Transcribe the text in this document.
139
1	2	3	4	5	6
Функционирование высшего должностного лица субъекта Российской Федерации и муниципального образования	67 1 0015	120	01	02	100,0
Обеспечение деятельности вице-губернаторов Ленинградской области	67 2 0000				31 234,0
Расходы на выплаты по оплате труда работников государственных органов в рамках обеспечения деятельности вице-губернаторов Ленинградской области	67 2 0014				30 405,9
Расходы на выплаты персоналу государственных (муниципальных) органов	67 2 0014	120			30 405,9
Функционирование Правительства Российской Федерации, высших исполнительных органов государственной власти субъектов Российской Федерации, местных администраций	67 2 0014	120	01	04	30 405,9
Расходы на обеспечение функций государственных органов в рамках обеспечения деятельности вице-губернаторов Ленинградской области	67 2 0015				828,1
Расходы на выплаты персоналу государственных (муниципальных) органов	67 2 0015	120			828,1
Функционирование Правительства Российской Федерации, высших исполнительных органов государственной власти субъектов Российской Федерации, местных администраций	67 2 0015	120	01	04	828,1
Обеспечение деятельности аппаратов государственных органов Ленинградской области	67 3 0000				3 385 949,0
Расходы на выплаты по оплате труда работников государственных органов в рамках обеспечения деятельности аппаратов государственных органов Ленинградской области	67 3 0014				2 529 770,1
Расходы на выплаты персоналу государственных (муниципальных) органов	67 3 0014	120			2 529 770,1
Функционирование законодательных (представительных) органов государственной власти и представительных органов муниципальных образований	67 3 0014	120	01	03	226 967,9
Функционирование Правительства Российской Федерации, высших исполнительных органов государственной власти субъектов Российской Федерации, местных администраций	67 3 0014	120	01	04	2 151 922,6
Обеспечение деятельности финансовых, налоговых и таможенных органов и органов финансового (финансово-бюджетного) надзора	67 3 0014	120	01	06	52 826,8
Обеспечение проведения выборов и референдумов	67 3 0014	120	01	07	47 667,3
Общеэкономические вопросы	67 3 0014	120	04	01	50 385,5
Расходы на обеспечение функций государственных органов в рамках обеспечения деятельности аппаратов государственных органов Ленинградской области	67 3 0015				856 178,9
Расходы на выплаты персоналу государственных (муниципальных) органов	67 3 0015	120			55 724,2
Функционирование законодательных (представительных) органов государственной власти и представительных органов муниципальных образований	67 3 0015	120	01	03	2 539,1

# What to do:
What is the number of lines in the listing above that contain the string "функций"? Give only the number.

# Task response:
2